Leave out the pictures, then reproduce the rest of the material exactly.

Records:
--- start ---

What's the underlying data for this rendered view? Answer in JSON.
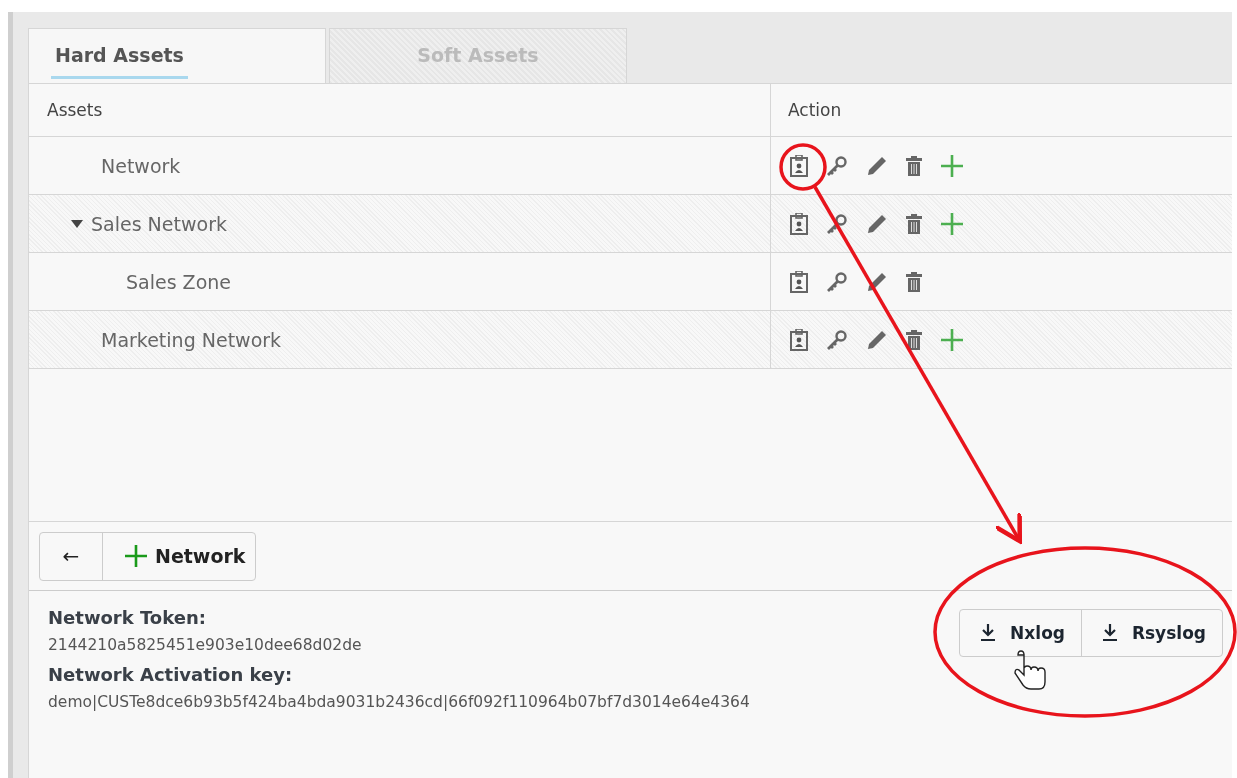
{
  "tabs": [
    {
      "label": "Hard Assets",
      "selected": true
    },
    {
      "label": "Soft Assets",
      "selected": false
    }
  ],
  "table": {
    "columns": [
      "Assets",
      "Action"
    ],
    "rows": [
      {
        "name": "Network",
        "can_add": true
      },
      {
        "name": "Sales Network",
        "expanded": true,
        "can_add": true,
        "children": [
          {
            "name": "Sales Zone",
            "can_add": false
          }
        ]
      },
      {
        "name": "Marketing Network",
        "can_add": true
      }
    ]
  },
  "toolbar": {
    "back": "←",
    "add": "Network"
  },
  "details": [
    {
      "label": "Network Token:",
      "value": "2144210a5825451e903e10dee68d02de"
    },
    {
      "label": "Network Activation key:",
      "value": "demo|CUSTe8dce6b93b5f424ba4bda9031b2436cd|66f092f110964b07bf7d3014e64e4364"
    }
  ],
  "downloads": [
    "Nxlog",
    "Rsyslog"
  ]
}
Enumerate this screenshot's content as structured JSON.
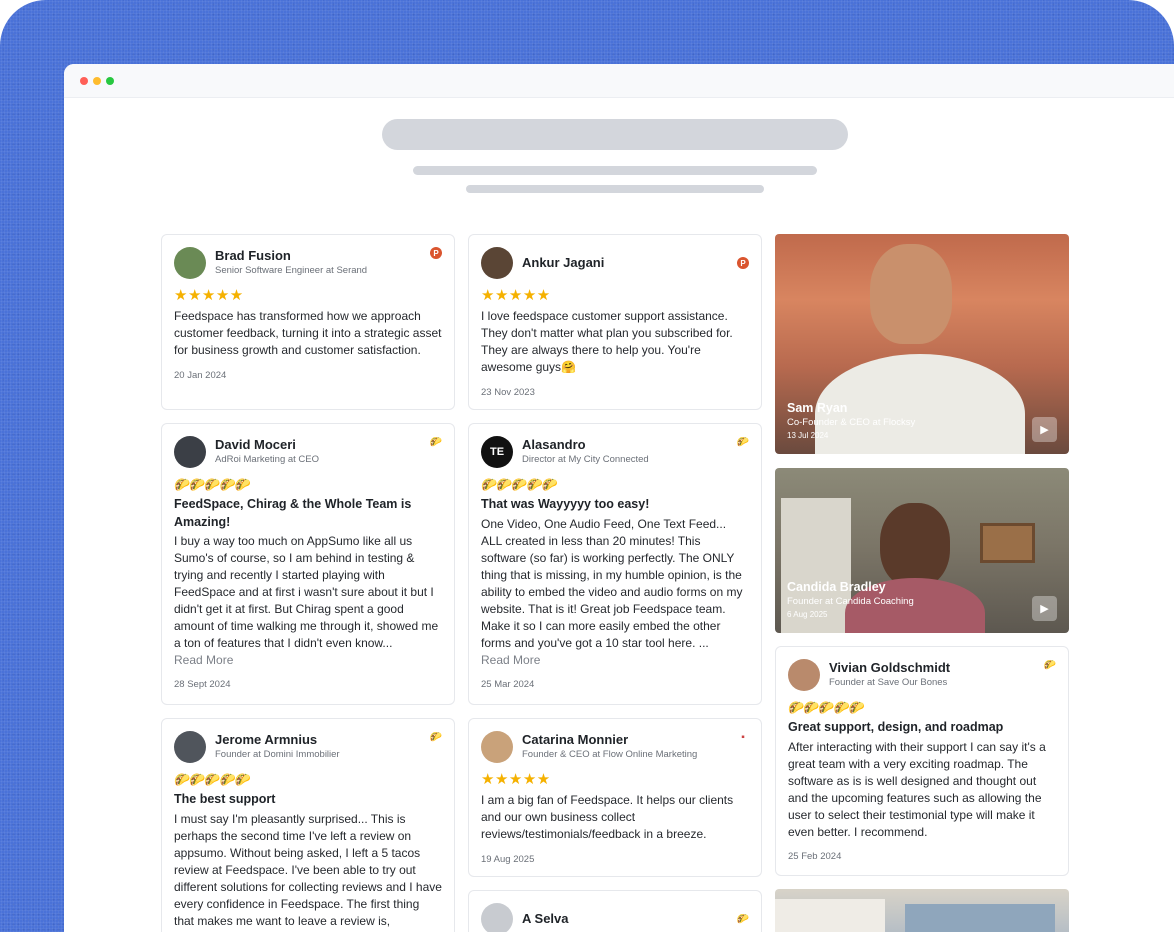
{
  "colors": {
    "background": "#4a72d8",
    "star": "#f5b100",
    "taco": "#f2b400",
    "producthunt": "#da552f"
  },
  "cards": {
    "brad": {
      "name": "Brad Fusion",
      "role": "Senior Software Engineer at Serand",
      "source_icon": "producthunt-icon",
      "rating": 5,
      "text": "Feedspace has transformed how we approach customer feedback, turning it into a strategic asset for business growth and customer satisfaction.",
      "date": "20 Jan 2024"
    },
    "ankur": {
      "name": "Ankur Jagani",
      "role": "",
      "source_icon": "producthunt-icon",
      "rating": 5,
      "text": "I love feedspace customer support assistance. They don't matter what plan you subscribed for. They are always there to help you. You're awesome guys🤗",
      "date": "23 Nov 2023"
    },
    "david": {
      "name": "David Moceri",
      "role": "AdRoi Marketing at CEO",
      "source_icon": "taco-icon",
      "rating": 5,
      "title": "FeedSpace, Chirag & the Whole Team is Amazing!",
      "text": "I buy a way too much on AppSumo like all us Sumo's of course, so I am behind in testing & trying and recently I started playing with FeedSpace and at first i wasn't sure about it but I didn't get it at first. But Chirag spent a good amount of time walking me through it, showed me a ton of features that I didn't even know...",
      "more": "Read More",
      "date": "28 Sept 2024"
    },
    "alasandro": {
      "name": "Alasandro",
      "role": "Director at My City Connected",
      "avatar_text": "TE",
      "source_icon": "taco-icon",
      "rating": 5,
      "title": "That was Wayyyyy too easy!",
      "text": "One Video, One Audio Feed, One Text Feed... ALL created in less than 20 minutes! This software (so far) is working perfectly. The ONLY thing that is missing, in my humble opinion, is the ability to embed the video and audio forms on my website. That is it! Great job Feedspace team. Make it so I can more easily embed the other forms and you've got a 10 star tool here. ...",
      "more": "Read More",
      "date": "25 Mar 2024"
    },
    "jerome": {
      "name": "Jerome Armnius",
      "role": "Founder at Domini Immobilier",
      "source_icon": "taco-icon",
      "rating": 5,
      "title": "The best support",
      "text": "I must say I'm pleasantly surprised... This is perhaps the second time I've left a review on appsumo. Without being asked, I left a 5 tacos review at Feedspace. I've been able to try out different solutions for collecting reviews and I have every confidence in Feedspace. The first thing that makes me want to leave a review is,"
    },
    "catarina": {
      "name": "Catarina Monnier",
      "role": "Founder & CEO at Flow Online Marketing",
      "source_icon": "image-icon",
      "rating": 5,
      "text": "I am a big fan of Feedspace. It helps our clients and our own business collect reviews/testimonials/feedback in a breeze.",
      "date": "19 Aug 2025"
    },
    "selva": {
      "name": "A Selva",
      "source_icon": "taco-icon"
    },
    "vivian": {
      "name": "Vivian Goldschmidt",
      "role": "Founder at Save Our Bones",
      "source_icon": "taco-icon",
      "rating": 5,
      "title": "Great support, design, and roadmap",
      "text": "After interacting with their support I can say it's a great team with a very exciting roadmap. The software as is is well designed and thought out and the upcoming features such as allowing the user to select their testimonial type will make it even better. I recommend.",
      "date": "25 Feb 2024"
    }
  },
  "videos": {
    "sam": {
      "name": "Sam Ryan",
      "role": "Co-Founder & CEO at Flocksy",
      "date": "13 Jul 2024"
    },
    "candida": {
      "name": "Candida Bradley",
      "role": "Founder at Candida Coaching",
      "date": "6 Aug 2025"
    }
  },
  "glyphs": {
    "stars": "★★★★★",
    "tacos": "🌮🌮🌮🌮🌮",
    "taco": "🌮",
    "ph": "P",
    "play": "▶"
  }
}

--- end ---

• Final result:
What's the underlying data for this rendered view? Answer in JSON.
{
  "tabs": [
    {
      "label": "Hard Assets",
      "selected": true
    },
    {
      "label": "Soft Assets",
      "selected": false
    }
  ],
  "table": {
    "columns": [
      "Assets",
      "Action"
    ],
    "rows": [
      {
        "name": "Network",
        "can_add": true
      },
      {
        "name": "Sales Network",
        "expanded": true,
        "can_add": true,
        "children": [
          {
            "name": "Sales Zone",
            "can_add": false
          }
        ]
      },
      {
        "name": "Marketing Network",
        "can_add": true
      }
    ]
  },
  "toolbar": {
    "back": "←",
    "add": "Network"
  },
  "details": [
    {
      "label": "Network Token:",
      "value": "2144210a5825451e903e10dee68d02de"
    },
    {
      "label": "Network Activation key:",
      "value": "demo|CUSTe8dce6b93b5f424ba4bda9031b2436cd|66f092f110964b07bf7d3014e64e4364"
    }
  ],
  "downloads": [
    "Nxlog",
    "Rsyslog"
  ]
}
Enumerate this screenshot's content as structured JSON.
{
  "colors": {
    "background": "#4a72d8",
    "star": "#f5b100",
    "taco": "#f2b400",
    "producthunt": "#da552f"
  },
  "cards": {
    "brad": {
      "name": "Brad Fusion",
      "role": "Senior Software Engineer at Serand",
      "source_icon": "producthunt-icon",
      "rating": 5,
      "text": "Feedspace has transformed how we approach customer feedback, turning it into a strategic asset for business growth and customer satisfaction.",
      "date": "20 Jan 2024"
    },
    "ankur": {
      "name": "Ankur Jagani",
      "role": "",
      "source_icon": "producthunt-icon",
      "rating": 5,
      "text": "I love feedspace customer support assistance. They don't matter what plan you subscribed for. They are always there to help you. You're awesome guys🤗",
      "date": "23 Nov 2023"
    },
    "david": {
      "name": "David Moceri",
      "role": "AdRoi Marketing at CEO",
      "source_icon": "taco-icon",
      "rating": 5,
      "title": "FeedSpace, Chirag & the Whole Team is Amazing!",
      "text": "I buy a way too much on AppSumo like all us Sumo's of course, so I am behind in testing & trying and recently I started playing with FeedSpace and at first i wasn't sure about it but I didn't get it at first. But Chirag spent a good amount of time walking me through it, showed me a ton of features that I didn't even know...",
      "more": "Read More",
      "date": "28 Sept 2024"
    },
    "alasandro": {
      "name": "Alasandro",
      "role": "Director at My City Connected",
      "avatar_text": "TE",
      "source_icon": "taco-icon",
      "rating": 5,
      "title": "That was Wayyyyy too easy!",
      "text": "One Video, One Audio Feed, One Text Feed... ALL created in less than 20 minutes! This software (so far) is working perfectly. The ONLY thing that is missing, in my humble opinion, is the ability to embed the video and audio forms on my website. That is it! Great job Feedspace team. Make it so I can more easily embed the other forms and you've got a 10 star tool here. ...",
      "more": "Read More",
      "date": "25 Mar 2024"
    },
    "jerome": {
      "name": "Jerome Armnius",
      "role": "Founder at Domini Immobilier",
      "source_icon": "taco-icon",
      "rating": 5,
      "title": "The best support",
      "text": "I must say I'm pleasantly surprised... This is perhaps the second time I've left a review on appsumo. Without being asked, I left a 5 tacos review at Feedspace. I've been able to try out different solutions for collecting reviews and I have every confidence in Feedspace. The first thing that makes me want to leave a review is,"
    },
    "catarina": {
      "name": "Catarina Monnier",
      "role": "Founder & CEO at Flow Online Marketing",
      "source_icon": "image-icon",
      "rating": 5,
      "text": "I am a big fan of Feedspace. It helps our clients and our own business collect reviews/testimonials/feedback in a breeze.",
      "date": "19 Aug 2025"
    },
    "selva": {
      "name": "A Selva",
      "source_icon": "taco-icon"
    },
    "vivian": {
      "name": "Vivian Goldschmidt",
      "role": "Founder at Save Our Bones",
      "source_icon": "taco-icon",
      "rating": 5,
      "title": "Great support, design, and roadmap",
      "text": "After interacting with their support I can say it's a great team with a very exciting roadmap. The software as is is well designed and thought out and the upcoming features such as allowing the user to select their testimonial type will make it even better. I recommend.",
      "date": "25 Feb 2024"
    }
  },
  "videos": {
    "sam": {
      "name": "Sam Ryan",
      "role": "Co-Founder & CEO at Flocksy",
      "date": "13 Jul 2024"
    },
    "candida": {
      "name": "Candida Bradley",
      "role": "Founder at Candida Coaching",
      "date": "6 Aug 2025"
    }
  },
  "glyphs": {
    "stars": "★★★★★",
    "tacos": "🌮🌮🌮🌮🌮",
    "taco": "🌮",
    "ph": "P",
    "play": "▶"
  }
}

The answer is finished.